What the task requires: Read the records below and copy each line that contains "this".

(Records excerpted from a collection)
......
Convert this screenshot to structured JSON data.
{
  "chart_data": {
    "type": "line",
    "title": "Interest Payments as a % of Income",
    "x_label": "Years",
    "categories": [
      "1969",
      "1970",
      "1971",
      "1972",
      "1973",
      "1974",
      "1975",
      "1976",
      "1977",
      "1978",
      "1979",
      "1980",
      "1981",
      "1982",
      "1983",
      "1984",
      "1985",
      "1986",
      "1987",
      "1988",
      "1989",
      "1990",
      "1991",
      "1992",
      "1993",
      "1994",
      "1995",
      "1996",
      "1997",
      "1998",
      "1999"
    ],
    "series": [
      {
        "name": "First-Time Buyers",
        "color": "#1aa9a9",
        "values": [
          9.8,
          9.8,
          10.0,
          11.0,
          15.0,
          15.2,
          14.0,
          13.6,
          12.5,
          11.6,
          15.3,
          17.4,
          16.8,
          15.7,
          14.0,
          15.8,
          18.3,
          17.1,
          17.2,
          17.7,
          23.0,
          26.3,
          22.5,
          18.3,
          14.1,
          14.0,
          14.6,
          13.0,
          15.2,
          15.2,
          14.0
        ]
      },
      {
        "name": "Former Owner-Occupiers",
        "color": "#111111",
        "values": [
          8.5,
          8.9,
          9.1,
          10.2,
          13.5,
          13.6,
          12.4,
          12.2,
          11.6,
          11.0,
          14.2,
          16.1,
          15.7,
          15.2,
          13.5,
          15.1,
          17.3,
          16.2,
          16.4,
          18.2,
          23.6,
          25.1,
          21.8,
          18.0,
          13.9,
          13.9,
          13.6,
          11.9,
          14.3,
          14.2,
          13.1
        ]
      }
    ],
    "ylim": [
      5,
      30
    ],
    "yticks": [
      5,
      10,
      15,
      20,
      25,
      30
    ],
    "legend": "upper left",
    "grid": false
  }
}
......
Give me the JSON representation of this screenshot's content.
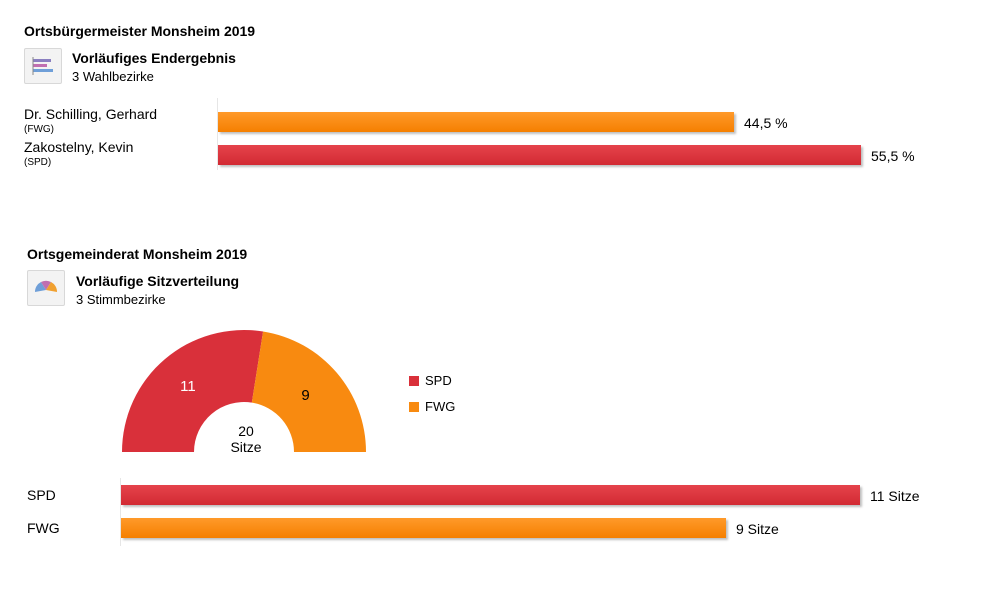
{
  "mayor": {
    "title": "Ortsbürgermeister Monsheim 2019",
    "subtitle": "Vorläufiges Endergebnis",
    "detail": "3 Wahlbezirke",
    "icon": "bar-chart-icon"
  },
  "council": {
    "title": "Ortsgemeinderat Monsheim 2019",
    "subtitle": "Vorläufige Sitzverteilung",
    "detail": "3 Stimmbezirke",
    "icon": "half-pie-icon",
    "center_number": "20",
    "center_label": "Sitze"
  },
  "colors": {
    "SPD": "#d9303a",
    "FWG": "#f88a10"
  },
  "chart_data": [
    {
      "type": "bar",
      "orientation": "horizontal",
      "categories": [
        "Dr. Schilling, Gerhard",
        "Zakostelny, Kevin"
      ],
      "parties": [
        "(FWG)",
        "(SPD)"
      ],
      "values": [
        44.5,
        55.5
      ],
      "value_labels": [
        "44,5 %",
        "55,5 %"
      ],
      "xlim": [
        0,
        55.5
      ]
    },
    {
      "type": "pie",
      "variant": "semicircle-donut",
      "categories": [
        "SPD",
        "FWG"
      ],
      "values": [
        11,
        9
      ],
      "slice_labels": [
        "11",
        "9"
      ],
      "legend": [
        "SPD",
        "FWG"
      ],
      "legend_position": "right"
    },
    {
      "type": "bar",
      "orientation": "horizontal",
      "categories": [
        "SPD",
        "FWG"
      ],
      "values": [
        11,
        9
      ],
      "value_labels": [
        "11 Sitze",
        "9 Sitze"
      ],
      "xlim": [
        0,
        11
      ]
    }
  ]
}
......
Exercise result:
Convert this screenshot to structured JSON data.
Give me the JSON representation of this screenshot's content.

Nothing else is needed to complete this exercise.